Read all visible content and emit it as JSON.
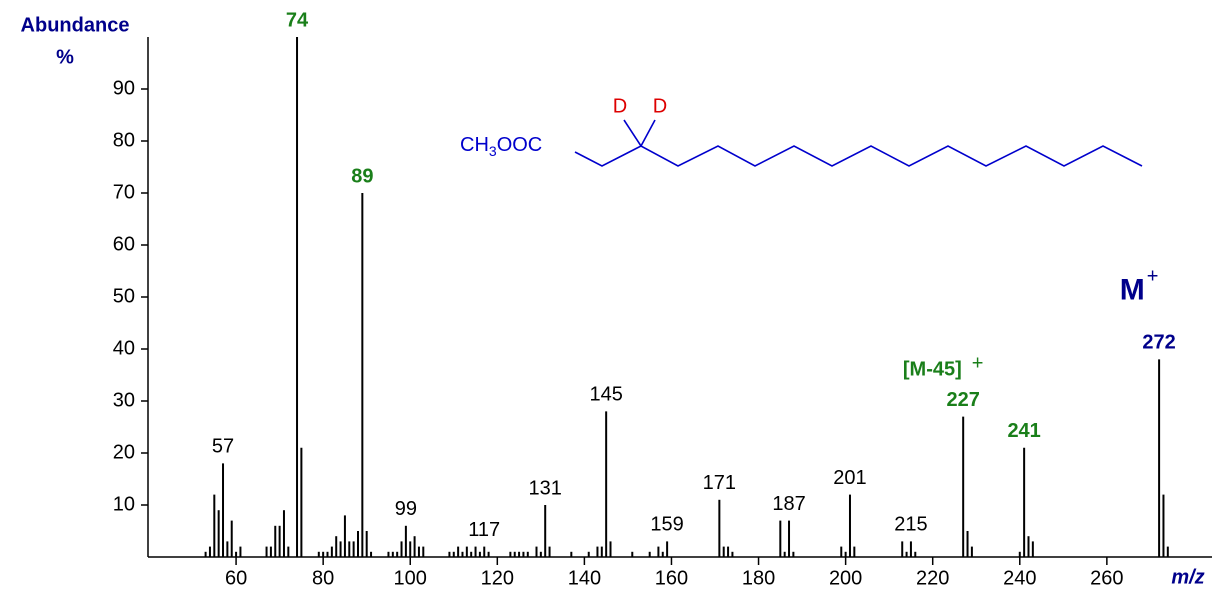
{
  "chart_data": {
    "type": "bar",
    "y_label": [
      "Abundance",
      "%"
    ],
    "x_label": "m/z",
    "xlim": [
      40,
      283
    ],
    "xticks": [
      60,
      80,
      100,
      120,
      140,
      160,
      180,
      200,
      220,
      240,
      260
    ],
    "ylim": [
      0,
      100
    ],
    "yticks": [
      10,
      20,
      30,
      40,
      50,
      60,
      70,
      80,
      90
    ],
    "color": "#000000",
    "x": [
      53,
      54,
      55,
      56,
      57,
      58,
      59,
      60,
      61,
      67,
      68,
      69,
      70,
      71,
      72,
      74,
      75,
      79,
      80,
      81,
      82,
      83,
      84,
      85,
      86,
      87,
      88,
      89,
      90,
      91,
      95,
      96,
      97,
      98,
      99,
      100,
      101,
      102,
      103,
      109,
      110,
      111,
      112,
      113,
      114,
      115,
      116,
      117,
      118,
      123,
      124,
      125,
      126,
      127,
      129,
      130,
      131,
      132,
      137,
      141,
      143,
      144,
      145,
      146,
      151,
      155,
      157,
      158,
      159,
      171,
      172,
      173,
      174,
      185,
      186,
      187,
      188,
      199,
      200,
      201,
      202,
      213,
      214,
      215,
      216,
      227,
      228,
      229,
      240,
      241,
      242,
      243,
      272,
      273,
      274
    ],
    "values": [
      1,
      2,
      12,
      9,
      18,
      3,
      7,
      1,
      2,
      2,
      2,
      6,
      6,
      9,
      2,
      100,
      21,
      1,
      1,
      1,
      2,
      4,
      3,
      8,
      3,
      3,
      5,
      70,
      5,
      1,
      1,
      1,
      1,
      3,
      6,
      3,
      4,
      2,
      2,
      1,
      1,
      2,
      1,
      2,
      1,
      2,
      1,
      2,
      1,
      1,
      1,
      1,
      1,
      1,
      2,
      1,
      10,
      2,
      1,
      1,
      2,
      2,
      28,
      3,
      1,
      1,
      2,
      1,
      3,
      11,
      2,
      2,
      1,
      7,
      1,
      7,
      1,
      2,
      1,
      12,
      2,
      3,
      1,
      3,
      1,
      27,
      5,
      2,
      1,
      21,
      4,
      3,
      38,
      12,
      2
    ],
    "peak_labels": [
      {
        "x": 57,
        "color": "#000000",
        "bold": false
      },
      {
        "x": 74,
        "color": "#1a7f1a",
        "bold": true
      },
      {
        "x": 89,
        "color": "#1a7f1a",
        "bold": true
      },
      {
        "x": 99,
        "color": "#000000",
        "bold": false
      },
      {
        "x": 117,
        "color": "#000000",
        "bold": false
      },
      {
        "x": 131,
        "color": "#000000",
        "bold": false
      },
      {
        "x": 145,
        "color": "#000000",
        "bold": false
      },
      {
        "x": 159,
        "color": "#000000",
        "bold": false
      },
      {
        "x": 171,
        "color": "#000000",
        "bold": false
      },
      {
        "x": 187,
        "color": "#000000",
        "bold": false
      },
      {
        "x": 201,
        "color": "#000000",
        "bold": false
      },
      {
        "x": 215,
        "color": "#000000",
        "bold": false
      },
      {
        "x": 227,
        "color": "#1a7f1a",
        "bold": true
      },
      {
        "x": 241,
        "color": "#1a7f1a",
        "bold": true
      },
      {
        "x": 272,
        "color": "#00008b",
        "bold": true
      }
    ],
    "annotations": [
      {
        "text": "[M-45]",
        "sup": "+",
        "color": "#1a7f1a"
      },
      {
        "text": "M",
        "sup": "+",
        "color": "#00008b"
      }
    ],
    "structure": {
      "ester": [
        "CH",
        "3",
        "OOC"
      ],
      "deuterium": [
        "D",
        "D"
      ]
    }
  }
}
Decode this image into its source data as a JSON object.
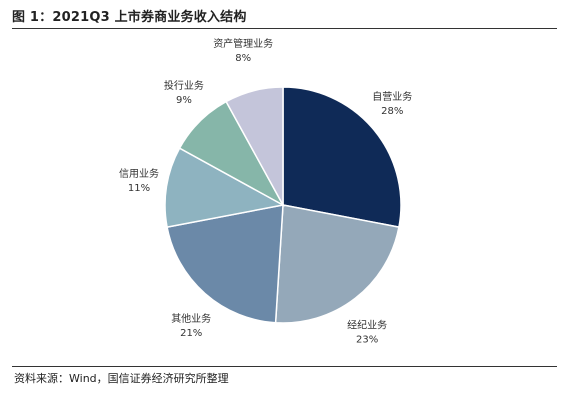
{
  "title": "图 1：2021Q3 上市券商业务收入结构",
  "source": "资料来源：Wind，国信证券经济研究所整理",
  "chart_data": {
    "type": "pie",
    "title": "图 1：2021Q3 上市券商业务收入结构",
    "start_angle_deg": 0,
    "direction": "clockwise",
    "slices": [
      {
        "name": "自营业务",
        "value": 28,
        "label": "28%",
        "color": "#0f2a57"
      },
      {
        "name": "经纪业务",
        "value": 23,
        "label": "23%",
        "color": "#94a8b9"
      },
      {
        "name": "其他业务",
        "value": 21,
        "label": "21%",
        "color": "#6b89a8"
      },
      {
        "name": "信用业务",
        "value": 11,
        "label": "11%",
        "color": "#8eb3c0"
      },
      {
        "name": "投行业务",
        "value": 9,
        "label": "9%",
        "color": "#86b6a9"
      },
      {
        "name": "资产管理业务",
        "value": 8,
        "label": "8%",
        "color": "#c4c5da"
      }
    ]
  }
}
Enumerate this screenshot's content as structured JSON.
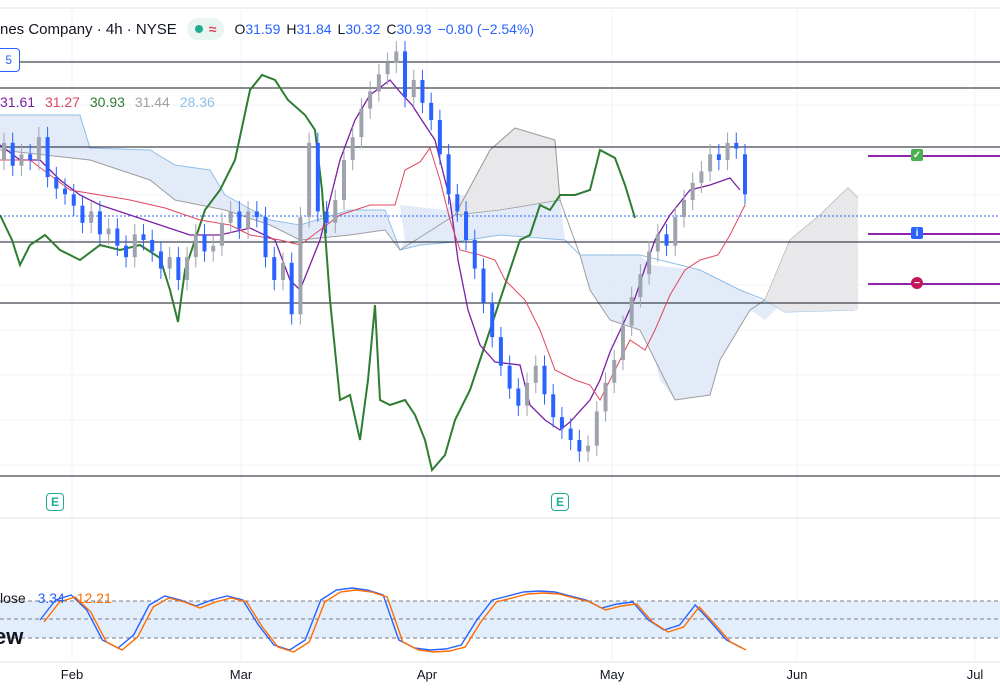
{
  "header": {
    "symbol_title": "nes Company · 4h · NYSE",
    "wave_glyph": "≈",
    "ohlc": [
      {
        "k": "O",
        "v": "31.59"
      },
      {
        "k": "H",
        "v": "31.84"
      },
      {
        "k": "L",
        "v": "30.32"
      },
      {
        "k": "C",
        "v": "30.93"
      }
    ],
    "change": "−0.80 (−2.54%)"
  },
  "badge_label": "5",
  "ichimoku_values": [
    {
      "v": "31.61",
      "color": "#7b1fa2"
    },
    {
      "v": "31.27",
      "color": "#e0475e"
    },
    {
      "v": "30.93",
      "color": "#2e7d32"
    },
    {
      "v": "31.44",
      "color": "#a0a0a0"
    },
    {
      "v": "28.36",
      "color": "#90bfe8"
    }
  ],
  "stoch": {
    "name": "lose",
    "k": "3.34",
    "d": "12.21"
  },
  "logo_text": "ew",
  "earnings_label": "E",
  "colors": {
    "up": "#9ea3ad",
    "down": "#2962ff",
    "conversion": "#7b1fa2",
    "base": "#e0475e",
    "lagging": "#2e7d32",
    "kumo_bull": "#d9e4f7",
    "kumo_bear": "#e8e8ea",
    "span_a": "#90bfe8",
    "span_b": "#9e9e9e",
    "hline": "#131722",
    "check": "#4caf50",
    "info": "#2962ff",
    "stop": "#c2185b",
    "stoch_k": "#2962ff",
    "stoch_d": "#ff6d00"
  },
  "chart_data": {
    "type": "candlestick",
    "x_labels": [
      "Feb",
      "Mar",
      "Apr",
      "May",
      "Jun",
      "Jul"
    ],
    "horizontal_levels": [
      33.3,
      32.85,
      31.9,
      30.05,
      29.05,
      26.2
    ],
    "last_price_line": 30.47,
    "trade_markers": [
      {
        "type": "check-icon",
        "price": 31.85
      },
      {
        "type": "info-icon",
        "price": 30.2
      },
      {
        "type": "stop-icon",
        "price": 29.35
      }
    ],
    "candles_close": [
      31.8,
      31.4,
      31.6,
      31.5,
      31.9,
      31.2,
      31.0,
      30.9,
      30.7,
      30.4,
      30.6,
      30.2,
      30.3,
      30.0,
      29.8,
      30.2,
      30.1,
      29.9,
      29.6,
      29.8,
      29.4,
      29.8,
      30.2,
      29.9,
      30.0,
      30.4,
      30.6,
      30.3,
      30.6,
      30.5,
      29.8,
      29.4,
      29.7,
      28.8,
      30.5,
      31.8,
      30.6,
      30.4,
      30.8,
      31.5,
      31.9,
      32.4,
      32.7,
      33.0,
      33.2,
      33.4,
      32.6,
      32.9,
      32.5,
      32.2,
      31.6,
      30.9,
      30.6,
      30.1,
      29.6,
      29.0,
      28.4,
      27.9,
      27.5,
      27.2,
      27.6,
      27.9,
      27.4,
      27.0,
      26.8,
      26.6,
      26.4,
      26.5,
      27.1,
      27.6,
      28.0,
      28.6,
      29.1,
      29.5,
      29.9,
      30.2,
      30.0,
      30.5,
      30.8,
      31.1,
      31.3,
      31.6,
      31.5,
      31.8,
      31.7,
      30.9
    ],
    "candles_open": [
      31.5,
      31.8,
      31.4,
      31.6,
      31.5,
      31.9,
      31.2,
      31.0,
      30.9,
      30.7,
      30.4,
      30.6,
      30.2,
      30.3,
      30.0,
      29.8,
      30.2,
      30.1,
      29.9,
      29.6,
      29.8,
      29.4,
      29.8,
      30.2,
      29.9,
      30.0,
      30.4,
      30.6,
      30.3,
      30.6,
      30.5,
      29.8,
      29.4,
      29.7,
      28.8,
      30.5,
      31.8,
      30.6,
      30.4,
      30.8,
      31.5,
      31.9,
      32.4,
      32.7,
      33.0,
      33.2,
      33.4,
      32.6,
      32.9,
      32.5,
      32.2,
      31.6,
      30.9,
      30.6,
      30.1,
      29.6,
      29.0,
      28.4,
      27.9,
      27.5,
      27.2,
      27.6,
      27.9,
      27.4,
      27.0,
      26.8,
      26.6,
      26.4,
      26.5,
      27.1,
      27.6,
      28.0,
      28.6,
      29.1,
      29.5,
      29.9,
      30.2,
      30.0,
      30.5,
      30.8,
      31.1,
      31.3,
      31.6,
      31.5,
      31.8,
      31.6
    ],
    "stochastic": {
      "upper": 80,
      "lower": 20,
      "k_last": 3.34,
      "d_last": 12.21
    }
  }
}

- - -

◆ **What the task requires**:
Set out every line from the material that contains the string "icon".

◆ **Finished exercise**:
        "type": "check-icon",
        "type": "info-icon",
        "type": "stop-icon",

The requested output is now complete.